(Saved data entries)
▼▼▼
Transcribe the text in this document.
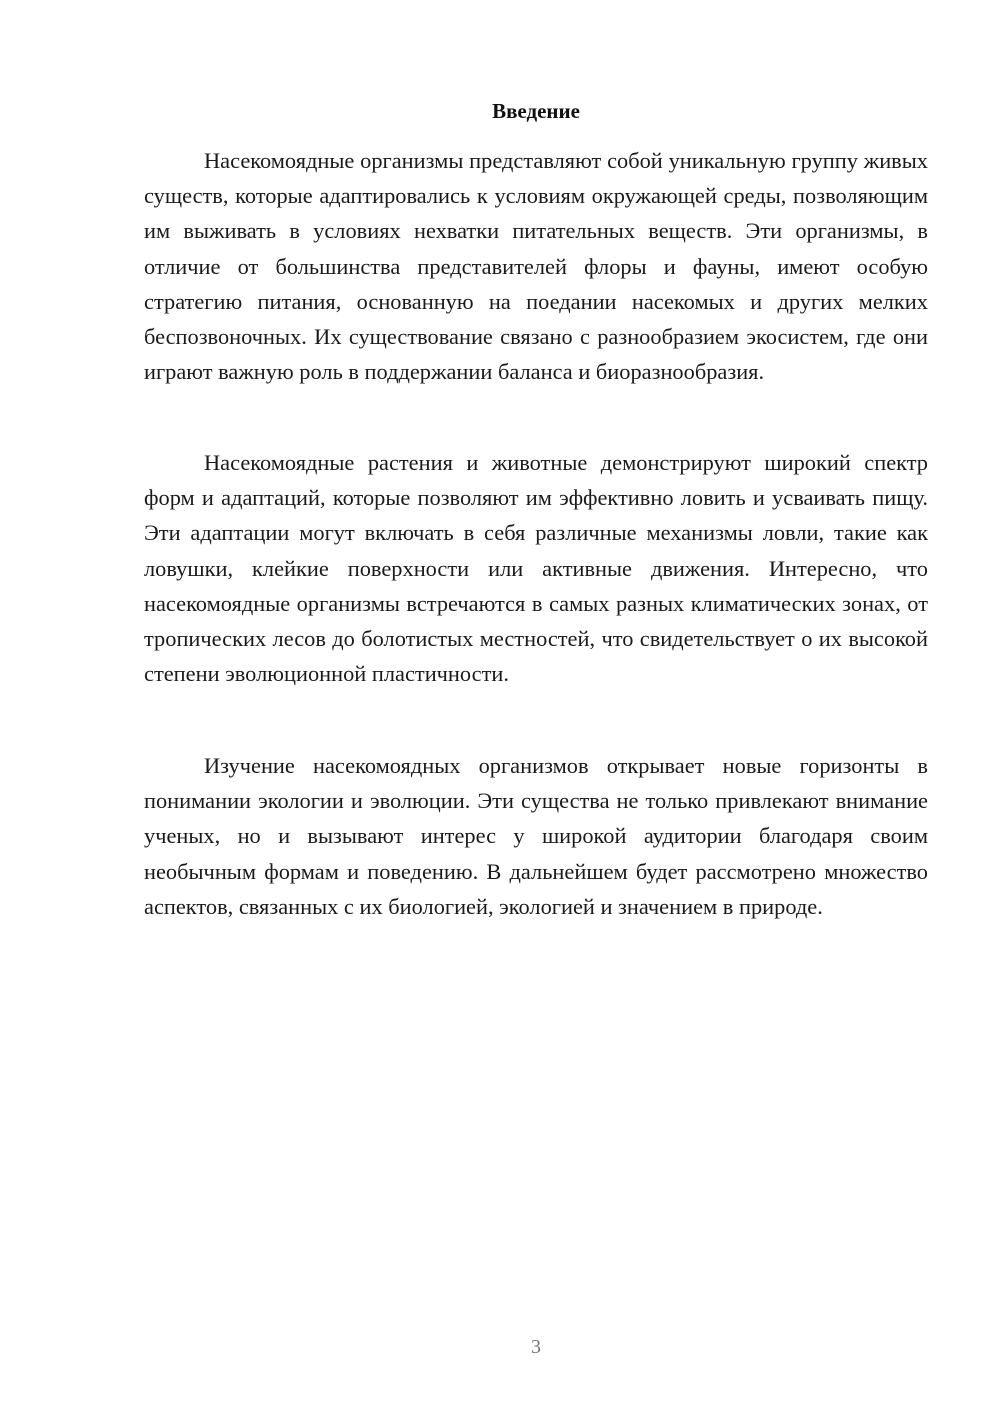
Введение

Насекомоядные организмы представляют собой уникальную группу живых существ, которые адаптировались к условиям окружающей среды, позволяющим им выживать в условиях нехватки питательных веществ. Эти организмы, в отличие от большинства представителей флоры и фауны, имеют особую стратегию питания, основанную на поедании насекомых и других мелких беспозвоночных. Их существование связано с разнообразием экосистем, где они играют важную роль в поддержании баланса и биоразнообразия.

Насекомоядные растения и животные демонстрируют широкий спектр форм и адаптаций, которые позволяют им эффективно ловить и усваивать пищу. Эти адаптации могут включать в себя различные механизмы ловли, такие как ловушки, клейкие поверхности или активные движения. Интересно, что насекомоядные организмы встречаются в самых разных климатических зонах, от тропических лесов до болотистых местностей, что свидетельствует о их высокой степени эволюционной пластичности.

Изучение насекомоядных организмов открывает новые горизонты в понимании экологии и эволюции. Эти существа не только привлекают внимание ученых, но и вызывают интерес у широкой аудитории благодаря своим необычным формам и поведению. В дальнейшем будет рассмотрено множество аспектов, связанных с их биологией, экологией и значением в природе.

3
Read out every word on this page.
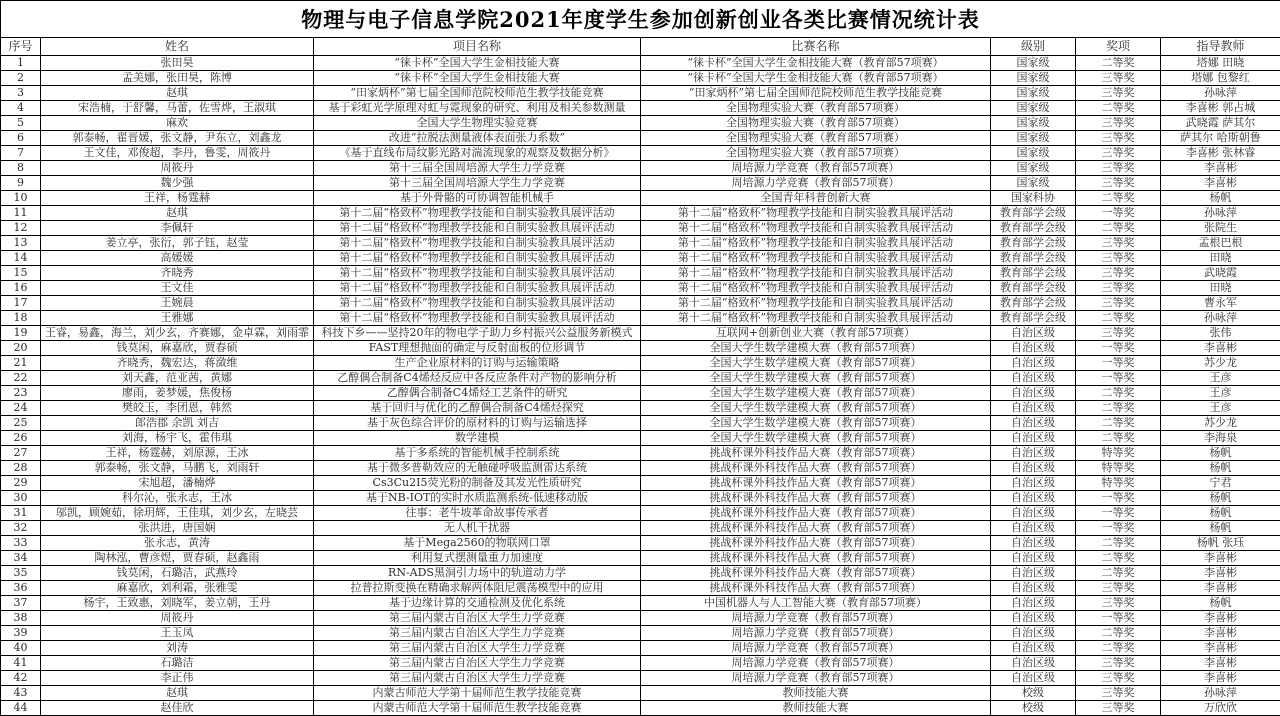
物理与电子信息学院2021年度学生参加创新创业各类比赛情况统计表						
序号	姓名	项目名称	比赛名称	级别	奖项	指导教师
1	张田昊	“徕卡杯”全国大学生金相技能大赛	“徕卡杯”全国大学生金相技能大赛（教育部57项赛）	国家级	二等奖	塔娜 田晓
2	孟美娜，张田昊，陈博	“徕卡杯”全国大学生金相技能大赛	“徕卡杯”全国大学生金相技能大赛（教育部57项赛）	国家级	三等奖	塔娜 包黎红
3	赵琪	“田家炳杯”第七届全国师范院校师范生教学技能竞赛	“田家炳杯”第七届全国师范院校师范生教学技能竞赛	国家级	三等奖	孙咏萍
4	宋浩楠，于舒馨，马蕾，佐雪烨，王淑琪	基于彩虹光学原理对虹与霓现象的研究、利用及相关参数测量	全国物理实验大赛（教育部57项赛）	国家级	二等奖	李喜彬 郭占城
5	麻欢	全国大学生物理实验竞赛	全国物理实验大赛（教育部57项赛）	国家级	三等奖	武晓霞 萨其尔
6	郭泰畅，翟晋媛，张文静，尹东立，刘鑫龙	改进“拉脱法测量液体表面张力系数”	全国物理实验大赛（教育部57项赛）	国家级	三等奖	萨其尔 哈斯朝鲁
7	王文佳，邓俊超，李丹，鲁雯，周筱丹	《基于直线布局纹影光路对湍流现象的观察及数据分析》	全国物理实验大赛（教育部57项赛）	国家级	三等奖	李喜彬 张林睿
8	周筱丹	第十三届全国周培源大学生力学竞赛	周培源力学竞赛（教育部57项赛）	国家级	三等奖	李喜彬
9	魏少强	第十三届全国周培源大学生力学竞赛	周培源力学竞赛（教育部57项赛）	国家级	三等奖	李喜彬
10	王祥，杨霆赫	基于外骨骼的可协调智能机械手	全国青年科普创新大赛	国家科协	二等奖	杨帆
11	赵琪	第十二届“格致杯”物理教学技能和自制实验教具展评活动	第十二届“格致杯”物理教学技能和自制实验教具展评活动	教育部学会级	一等奖	孙咏萍
12	李佩轩	第十二届“格致杯”物理教学技能和自制实验教具展评活动	第十二届“格致杯”物理教学技能和自制实验教具展评活动	教育部学会级	二等奖	张院生
13	姜立亭，张衍，郭子钰，赵莹	第十二届“格致杯”物理教学技能和自制实验教具展评活动	第十二届“格致杯”物理教学技能和自制实验教具展评活动	教育部学会级	三等奖	孟根巴根
14	高媛媛	第十二届“格致杯”物理教学技能和自制实验教具展评活动	第十二届“格致杯”物理教学技能和自制实验教具展评活动	教育部学会级	三等奖	田晓
15	齐晓秀	第十二届“格致杯”物理教学技能和自制实验教具展评活动	第十二届“格致杯”物理教学技能和自制实验教具展评活动	教育部学会级	三等奖	武晓霞
16	王文佳	第十二届“格致杯”物理教学技能和自制实验教具展评活动	第十二届“格致杯”物理教学技能和自制实验教具展评活动	教育部学会级	三等奖	田晓
17	王婉晨	第十二届“格致杯”物理教学技能和自制实验教具展评活动	第十二届“格致杯”物理教学技能和自制实验教具展评活动	教育部学会级	三等奖	曹永军
18	王雅娜	第十二届“格致杯”物理教学技能和自制实验教具展评活动	第十二届“格致杯”物理教学技能和自制实验教具展评活动	教育部学会级	二等奖	孙咏萍
19	王睿，易鑫，海兰，刘少玄，齐赛娜，金卓霖，刘雨霏	科技下乡——坚持20年的物电学子助力乡村振兴公益服务新模式	互联网+创新创业大赛（教育部57项赛）	自治区级	三等奖	张伟
20	钱莫闲，麻嘉欣，贾春硕	FAST理想抛面的确定与反射面板的位形调节	全国大学生数学建模大赛（教育部57项赛）	自治区级	一等奖	李喜彬
21	齐晓秀，魏宏达，蒋潋维	生产企业原材料的订购与运输策略	全国大学生数学建模大赛（教育部57项赛）	自治区级	一等奖	苏少龙
22	刘天鑫，范亚茜，黄娜	乙醇偶合制备C4烯烃反应中各反应条件对产物的影响分析	全国大学生数学建模大赛（教育部57项赛）	自治区级	一等奖	王彦
23	廖雨，姜梦媛，焦俊杨	乙醇偶合制备C4烯烃工艺条件的研究	全国大学生数学建模大赛（教育部57项赛）	自治区级	二等奖	王彦
24	樊皎玉，李团恩，韩然	基于回归与优化的乙醇偶合制备C4烯烃探究	全国大学生数学建模大赛（教育部57项赛）	自治区级	二等奖	王彦
25	郎浩郡 余凯 刘吉	基于灰色综合评价的原材料的订购与运输选择	全国大学生数学建模大赛（教育部57项赛）	自治区级	二等奖	苏少龙
26	刘海，杨宇飞，霍伟琪	数学建模	全国大学生数学建模大赛（教育部57项赛）	自治区级	二等奖	李海泉
27	王祥，杨霆赫，刘原源，王冰	基于多系统的智能机械手控制系统	挑战杯课外科技作品大赛（教育部57项赛）	自治区级	特等奖	杨帆
28	郭泰畅，张文静，马鹏飞，刘雨轩	基于微多普勒效应的无触碰呼吸监测雷达系统	挑战杯课外科技作品大赛（教育部57项赛）	自治区级	特等奖	杨帆
29	宋旭超，潘楠烨	Cs3Cu2I5荧光粉的制备及其发光性质研究	挑战杯课外科技作品大赛（教育部57项赛）	自治区级	特等奖	宁君
30	科尔沁，张永志，王冰	基于NB-IOT的实时水质监测系统-低速移动版	挑战杯课外科技作品大赛（教育部57项赛）	自治区级	一等奖	杨帆
31	邬凯，顾婉茹，徐玥辉，王佳琪，刘少玄，左晓芸	往事：老牛坡革命故事传承者	挑战杯课外科技作品大赛（教育部57项赛）	自治区级	一等奖	杨帆
32	张洪进，唐国娴	无人机干扰器	挑战杯课外科技作品大赛（教育部57项赛）	自治区级	一等奖	杨帆
33	张永志，黄涛	基于Mega2560的物联网口罩	挑战杯课外科技作品大赛（教育部57项赛）	自治区级	二等奖	杨帆 张珏
34	陶林泓，曹彦煜，贾春硕，赵鑫雨	利用复式摆测量重力加速度	挑战杯课外科技作品大赛（教育部57项赛）	自治区级	二等奖	李喜彬
35	钱莫闲，石璐洁，武燕玲	RN-ADS黑洞引力场中的轨道动力学	挑战杯课外科技作品大赛（教育部57项赛）	自治区级	二等奖	李喜彬
36	麻嘉欣，刘利霜，张雅雯	拉普拉斯变换在精确求解两体阻尼震荡模型中的应用	挑战杯课外科技作品大赛（教育部57项赛）	自治区级	三等奖	李喜彬
37	杨宇，王致惠，刘晓军，姜立朝，王丹	基于边缘计算的交通检测及优化系统	中国机器人与人工智能大赛（教育部57项赛）	自治区级	三等奖	杨帆
38	周筱丹	第三届内蒙古自治区大学生力学竞赛	周培源力学竞赛（教育部57项赛）	自治区级	一等奖	李喜彬
39	王玉凤	第三届内蒙古自治区大学生力学竞赛	周培源力学竞赛（教育部57项赛）	自治区级	二等奖	李喜彬
40	刘涛	第三届内蒙古自治区大学生力学竞赛	周培源力学竞赛（教育部57项赛）	自治区级	二等奖	李喜彬
41	石璐洁	第三届内蒙古自治区大学生力学竞赛	周培源力学竞赛（教育部57项赛）	自治区级	三等奖	李喜彬
42	李正伟	第三届内蒙古自治区大学生力学竞赛	周培源力学竞赛（教育部57项赛）	自治区级	三等奖	李喜彬
43	赵琪	内蒙古师范大学第十届师范生教学技能竞赛	教师技能大赛	校级	三等奖	孙咏萍
44	赵佳欣	内蒙古师范大学第十届师范生教学技能竞赛	教师技能大赛	校级	三等奖	万欣欣
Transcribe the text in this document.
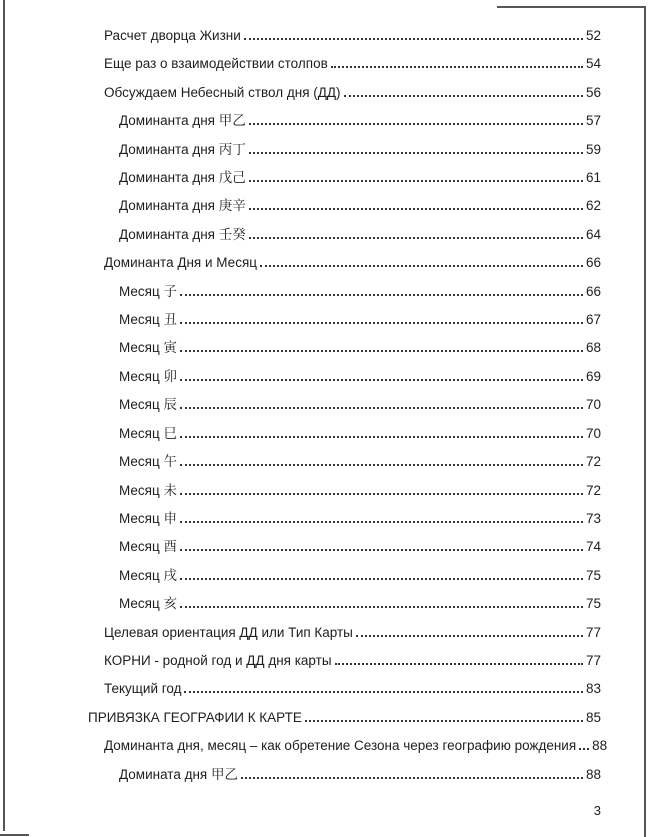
Расчет дворца Жизни	52
Еще раз о взаимодействии столпов	54
Обсуждаем Небесный ствол дня (ДД)	56
Доминанта дня 甲乙	57
Доминанта дня 丙丁	59
Доминанта дня 戊己	61
Доминанта дня 庚辛	62
Доминанта дня 壬癸	64
Доминанта Дня и Месяц	66
Месяц 子	66
Месяц 丑	67
Месяц 寅	68
Месяц 卯	69
Месяц 辰	70
Месяц 巳	70
Месяц 午	72
Месяц 未	72
Месяц 申	73
Месяц 酉	74
Месяц 戌	75
Месяц 亥	75
Целевая ориентация ДД или Тип Карты	77
КОРНИ - родной год и ДД дня карты	77
Текущий год	83
ПРИВЯЗКА ГЕОГРАФИИ К КАРТЕ	85
Доминанта дня, месяц – как обретение Сезона через географию рождения 88
Домината дня 甲乙	88
3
▲▲▲
= Requirements =
Going through the lines above one by one, tally those with the word "第十二届" and give only the total.

= Answer to this problem =
8